§ **Problem statement**:
Quote the data below in full, minus the images.

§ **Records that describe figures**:

· · · ·

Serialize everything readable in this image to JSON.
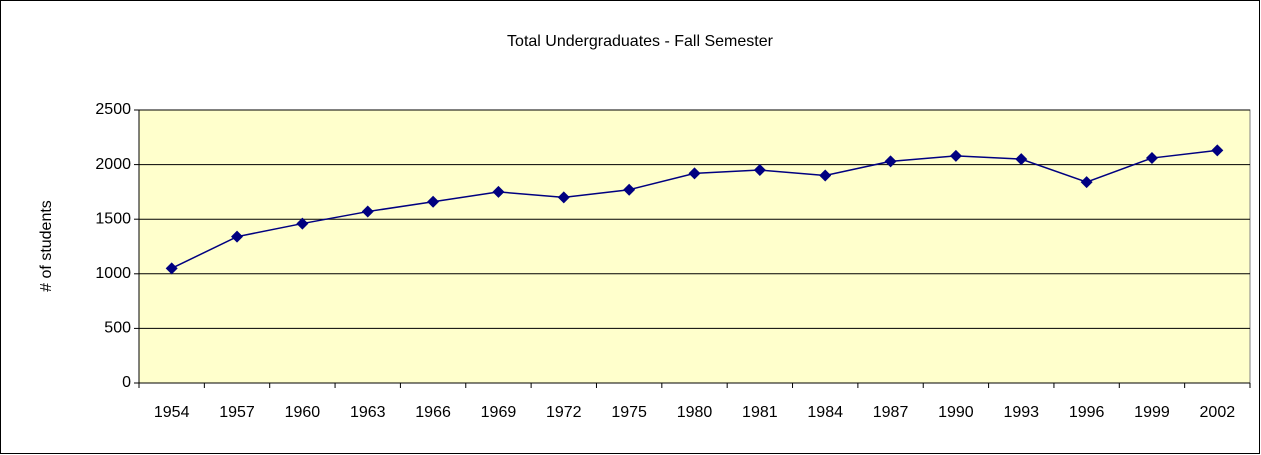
{
  "chart_data": {
    "type": "line",
    "title": "Total Undergraduates - Fall Semester",
    "y_label": "# of students",
    "annotation": "`",
    "categories": [
      "1954",
      "1957",
      "1960",
      "1963",
      "1966",
      "1969",
      "1972",
      "1975",
      "1980",
      "1981",
      "1984",
      "1987",
      "1990",
      "1993",
      "1996",
      "1999",
      "2002"
    ],
    "series": [
      {
        "name": "Total Undergraduates",
        "color": "#000080",
        "values": [
          1050,
          1340,
          1460,
          1570,
          1660,
          1750,
          1700,
          1770,
          1920,
          1950,
          1900,
          2030,
          2080,
          2050,
          1840,
          2060,
          2130
        ]
      }
    ],
    "ylim": [
      0,
      2500
    ],
    "yticks": [
      0,
      500,
      1000,
      1500,
      2000,
      2500
    ],
    "grid": true,
    "background": "#ffffcc"
  }
}
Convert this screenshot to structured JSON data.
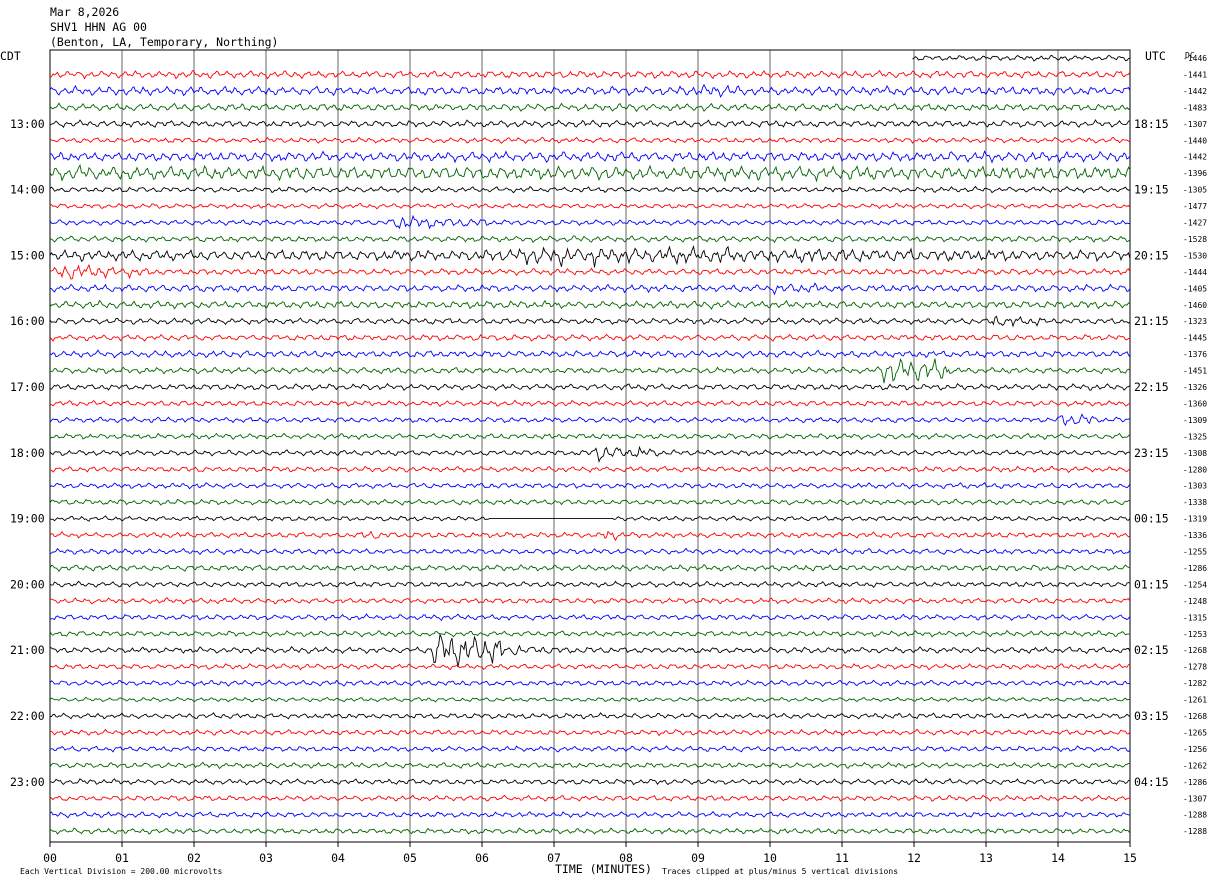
{
  "header": {
    "date": "Mar 8,2026",
    "station": "SHV1 HHN AG 00",
    "location": "(Benton, LA, Temporary, Northing)"
  },
  "labels": {
    "left_tz": "CDT",
    "right_tz": "UTC",
    "right_top": "DC",
    "xlabel": "TIME (MINUTES)",
    "scale_note": "Each Vertical Division =  200.00 microvolts",
    "clip_note": "Traces clipped at plus/minus 5 vertical divisions"
  },
  "colors": {
    "cycle": [
      "#000000",
      "#ff0000",
      "#0000ff",
      "#006400"
    ],
    "grid": "#000000"
  },
  "chart_data": {
    "type": "line",
    "title": "",
    "x_ticks": [
      "00",
      "01",
      "02",
      "03",
      "04",
      "05",
      "06",
      "07",
      "08",
      "09",
      "10",
      "11",
      "12",
      "13",
      "14",
      "15"
    ],
    "xlim": [
      0,
      15
    ],
    "minutes_per_trace": 15,
    "trace_count": 48,
    "left_time_labels": [
      "13:00",
      "14:00",
      "15:00",
      "16:00",
      "17:00",
      "18:00",
      "19:00",
      "20:00",
      "21:00",
      "22:00",
      "23:00"
    ],
    "right_time_labels": [
      "18:15",
      "19:15",
      "20:15",
      "21:15",
      "22:15",
      "23:15",
      "00:15",
      "01:15",
      "02:15",
      "03:15",
      "04:15"
    ],
    "dc_offsets": [
      "-1446",
      "-1441",
      "-1442",
      "-1483",
      "-1307",
      "-1440",
      "-1442",
      "-1396",
      "-1305",
      "-1477",
      "-1427",
      "-1528",
      "-1530",
      "-1444",
      "-1405",
      "-1460",
      "-1323",
      "-1445",
      "-1376",
      "-1451",
      "-1326",
      "-1360",
      "-1309",
      "-1325",
      "-1308",
      "-1280",
      "-1303",
      "-1338",
      "-1319",
      "-1336",
      "-1255",
      "-1286",
      "-1254",
      "-1248",
      "-1315",
      "-1253",
      "-1268",
      "-1278",
      "-1282",
      "-1261",
      "-1268",
      "-1265",
      "-1256",
      "-1262",
      "-1286",
      "-1307",
      "-1288",
      "-1288"
    ],
    "amplitude": [
      0.45,
      0.6,
      0.7,
      0.6,
      0.55,
      0.45,
      0.8,
      1.1,
      0.45,
      0.4,
      0.45,
      0.5,
      0.9,
      0.5,
      0.6,
      0.6,
      0.5,
      0.5,
      0.55,
      0.5,
      0.5,
      0.45,
      0.45,
      0.45,
      0.45,
      0.45,
      0.45,
      0.45,
      0.4,
      0.45,
      0.45,
      0.5,
      0.45,
      0.45,
      0.45,
      0.45,
      0.5,
      0.45,
      0.45,
      0.35,
      0.45,
      0.45,
      0.45,
      0.45,
      0.45,
      0.45,
      0.45,
      0.45
    ],
    "events": [
      {
        "trace": 0,
        "start": 0,
        "end": 11.97,
        "amp": 0,
        "note": "no data before start"
      },
      {
        "trace": 2,
        "start": 8.5,
        "end": 11.5,
        "amp": 1.0
      },
      {
        "trace": 6,
        "start": 12.5,
        "end": 15,
        "amp": 0.9
      },
      {
        "trace": 7,
        "start": 0,
        "end": 2,
        "amp": 1.4
      },
      {
        "trace": 10,
        "start": 4.7,
        "end": 6.1,
        "amp": 1.3
      },
      {
        "trace": 12,
        "start": 6.0,
        "end": 13.5,
        "amp": 1.6
      },
      {
        "trace": 13,
        "start": 0,
        "end": 1.5,
        "amp": 1.3
      },
      {
        "trace": 14,
        "start": 10.0,
        "end": 11.0,
        "amp": 1.1
      },
      {
        "trace": 16,
        "start": 13.0,
        "end": 13.8,
        "amp": 1.2
      },
      {
        "trace": 19,
        "start": 11.5,
        "end": 12.5,
        "amp": 2.6
      },
      {
        "trace": 22,
        "start": 14.0,
        "end": 14.5,
        "amp": 1.5
      },
      {
        "trace": 24,
        "start": 7.5,
        "end": 8.5,
        "amp": 1.3
      },
      {
        "trace": 28,
        "start": 6.1,
        "end": 7.8,
        "amp": 0,
        "note": "flat gap"
      },
      {
        "trace": 29,
        "start": 4.3,
        "end": 4.8,
        "amp": 1.1
      },
      {
        "trace": 29,
        "start": 7.7,
        "end": 7.9,
        "amp": 1.4
      },
      {
        "trace": 36,
        "start": 5.25,
        "end": 6.3,
        "amp": 3.5
      },
      {
        "trace": 36,
        "start": 6.3,
        "end": 7.5,
        "amp": 1.0
      }
    ]
  }
}
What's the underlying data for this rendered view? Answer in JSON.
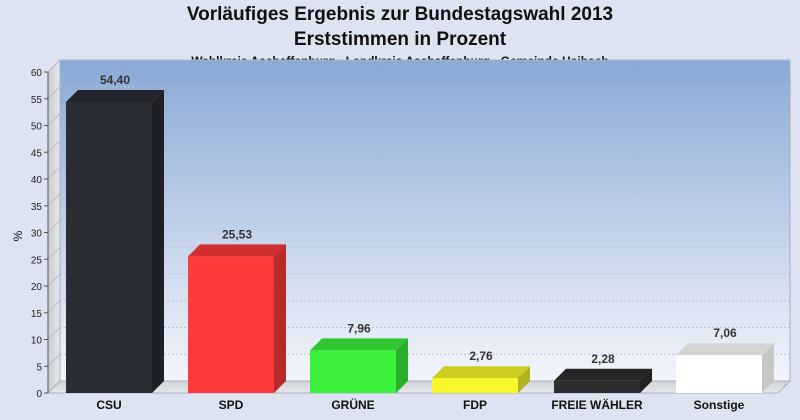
{
  "chart_data": {
    "type": "bar",
    "title": "Vorläufiges Ergebnis zur Bundestagswahl 2013",
    "title_line2": "Erststimmen in Prozent",
    "subtitle": "Wahlkreis Aschaffenburg - Landkreis Aschaffenburg - Gemeinde Haibach",
    "ylabel": "%",
    "xlabel": "",
    "ylim": [
      0,
      60
    ],
    "yticks": [
      "0",
      "5",
      "10",
      "15",
      "20",
      "25",
      "30",
      "35",
      "40",
      "45",
      "50",
      "55",
      "60"
    ],
    "grid": true,
    "categories": [
      "CSU",
      "SPD",
      "GRÜNE",
      "FDP",
      "FREIE WÄHLER",
      "Sonstige"
    ],
    "values": [
      54.4,
      25.53,
      7.96,
      2.76,
      2.28,
      7.06
    ],
    "value_labels": [
      "54,40",
      "25,53",
      "7,96",
      "2,76",
      "2,28",
      "7,06"
    ],
    "colors": [
      "#2b2d35",
      "#ff3a3a",
      "#3cf23c",
      "#f7f72a",
      "#2e2e2e",
      "#ffffff"
    ]
  }
}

· · · ·

§ **Problem solution**:
Serialize everything readable in this image to JSON.
{
  "chart_data": {
    "type": "line",
    "title": "Total Undergraduates - Fall Semester",
    "y_label": "# of students",
    "annotation": "`",
    "categories": [
      "1954",
      "1957",
      "1960",
      "1963",
      "1966",
      "1969",
      "1972",
      "1975",
      "1980",
      "1981",
      "1984",
      "1987",
      "1990",
      "1993",
      "1996",
      "1999",
      "2002"
    ],
    "series": [
      {
        "name": "Total Undergraduates",
        "color": "#000080",
        "values": [
          1050,
          1340,
          1460,
          1570,
          1660,
          1750,
          1700,
          1770,
          1920,
          1950,
          1900,
          2030,
          2080,
          2050,
          1840,
          2060,
          2130
        ]
      }
    ],
    "ylim": [
      0,
      2500
    ],
    "yticks": [
      0,
      500,
      1000,
      1500,
      2000,
      2500
    ],
    "grid": true,
    "background": "#ffffcc"
  }
}
Convert this screenshot to structured JSON data.
{
  "header": {
    "date": "Mar 8,2026",
    "station": "SHV1 HHN AG 00",
    "location": "(Benton, LA, Temporary, Northing)"
  },
  "labels": {
    "left_tz": "CDT",
    "right_tz": "UTC",
    "right_top": "DC",
    "xlabel": "TIME (MINUTES)",
    "scale_note": "Each Vertical Division =  200.00 microvolts",
    "clip_note": "Traces clipped at plus/minus 5 vertical divisions"
  },
  "colors": {
    "cycle": [
      "#000000",
      "#ff0000",
      "#0000ff",
      "#006400"
    ],
    "grid": "#000000"
  },
  "chart_data": {
    "type": "line",
    "title": "",
    "x_ticks": [
      "00",
      "01",
      "02",
      "03",
      "04",
      "05",
      "06",
      "07",
      "08",
      "09",
      "10",
      "11",
      "12",
      "13",
      "14",
      "15"
    ],
    "xlim": [
      0,
      15
    ],
    "minutes_per_trace": 15,
    "trace_count": 48,
    "left_time_labels": [
      "13:00",
      "14:00",
      "15:00",
      "16:00",
      "17:00",
      "18:00",
      "19:00",
      "20:00",
      "21:00",
      "22:00",
      "23:00"
    ],
    "right_time_labels": [
      "18:15",
      "19:15",
      "20:15",
      "21:15",
      "22:15",
      "23:15",
      "00:15",
      "01:15",
      "02:15",
      "03:15",
      "04:15"
    ],
    "dc_offsets": [
      "-1446",
      "-1441",
      "-1442",
      "-1483",
      "-1307",
      "-1440",
      "-1442",
      "-1396",
      "-1305",
      "-1477",
      "-1427",
      "-1528",
      "-1530",
      "-1444",
      "-1405",
      "-1460",
      "-1323",
      "-1445",
      "-1376",
      "-1451",
      "-1326",
      "-1360",
      "-1309",
      "-1325",
      "-1308",
      "-1280",
      "-1303",
      "-1338",
      "-1319",
      "-1336",
      "-1255",
      "-1286",
      "-1254",
      "-1248",
      "-1315",
      "-1253",
      "-1268",
      "-1278",
      "-1282",
      "-1261",
      "-1268",
      "-1265",
      "-1256",
      "-1262",
      "-1286",
      "-1307",
      "-1288",
      "-1288"
    ],
    "amplitude": [
      0.45,
      0.6,
      0.7,
      0.6,
      0.55,
      0.45,
      0.8,
      1.1,
      0.45,
      0.4,
      0.45,
      0.5,
      0.9,
      0.5,
      0.6,
      0.6,
      0.5,
      0.5,
      0.55,
      0.5,
      0.5,
      0.45,
      0.45,
      0.45,
      0.45,
      0.45,
      0.45,
      0.45,
      0.4,
      0.45,
      0.45,
      0.5,
      0.45,
      0.45,
      0.45,
      0.45,
      0.5,
      0.45,
      0.45,
      0.35,
      0.45,
      0.45,
      0.45,
      0.45,
      0.45,
      0.45,
      0.45,
      0.45
    ],
    "events": [
      {
        "trace": 0,
        "start": 0,
        "end": 11.97,
        "amp": 0,
        "note": "no data before start"
      },
      {
        "trace": 2,
        "start": 8.5,
        "end": 11.5,
        "amp": 1.0
      },
      {
        "trace": 6,
        "start": 12.5,
        "end": 15,
        "amp": 0.9
      },
      {
        "trace": 7,
        "start": 0,
        "end": 2,
        "amp": 1.4
      },
      {
        "trace": 10,
        "start": 4.7,
        "end": 6.1,
        "amp": 1.3
      },
      {
        "trace": 12,
        "start": 6.0,
        "end": 13.5,
        "amp": 1.6
      },
      {
        "trace": 13,
        "start": 0,
        "end": 1.5,
        "amp": 1.3
      },
      {
        "trace": 14,
        "start": 10.0,
        "end": 11.0,
        "amp": 1.1
      },
      {
        "trace": 16,
        "start": 13.0,
        "end": 13.8,
        "amp": 1.2
      },
      {
        "trace": 19,
        "start": 11.5,
        "end": 12.5,
        "amp": 2.6
      },
      {
        "trace": 22,
        "start": 14.0,
        "end": 14.5,
        "amp": 1.5
      },
      {
        "trace": 24,
        "start": 7.5,
        "end": 8.5,
        "amp": 1.3
      },
      {
        "trace": 28,
        "start": 6.1,
        "end": 7.8,
        "amp": 0,
        "note": "flat gap"
      },
      {
        "trace": 29,
        "start": 4.3,
        "end": 4.8,
        "amp": 1.1
      },
      {
        "trace": 29,
        "start": 7.7,
        "end": 7.9,
        "amp": 1.4
      },
      {
        "trace": 36,
        "start": 5.25,
        "end": 6.3,
        "amp": 3.5
      },
      {
        "trace": 36,
        "start": 6.3,
        "end": 7.5,
        "amp": 1.0
      }
    ]
  }
}
What's the underlying data for this rendered view? Answer in JSON.
{
  "chart_data": {
    "type": "bar",
    "title": "Vorläufiges Ergebnis zur Bundestagswahl 2013",
    "title_line2": "Erststimmen in Prozent",
    "subtitle": "Wahlkreis Aschaffenburg - Landkreis Aschaffenburg - Gemeinde Haibach",
    "ylabel": "%",
    "xlabel": "",
    "ylim": [
      0,
      60
    ],
    "yticks": [
      "0",
      "5",
      "10",
      "15",
      "20",
      "25",
      "30",
      "35",
      "40",
      "45",
      "50",
      "55",
      "60"
    ],
    "grid": true,
    "categories": [
      "CSU",
      "SPD",
      "GRÜNE",
      "FDP",
      "FREIE WÄHLER",
      "Sonstige"
    ],
    "values": [
      54.4,
      25.53,
      7.96,
      2.76,
      2.28,
      7.06
    ],
    "value_labels": [
      "54,40",
      "25,53",
      "7,96",
      "2,76",
      "2,28",
      "7,06"
    ],
    "colors": [
      "#2b2d35",
      "#ff3a3a",
      "#3cf23c",
      "#f7f72a",
      "#2e2e2e",
      "#ffffff"
    ]
  }
}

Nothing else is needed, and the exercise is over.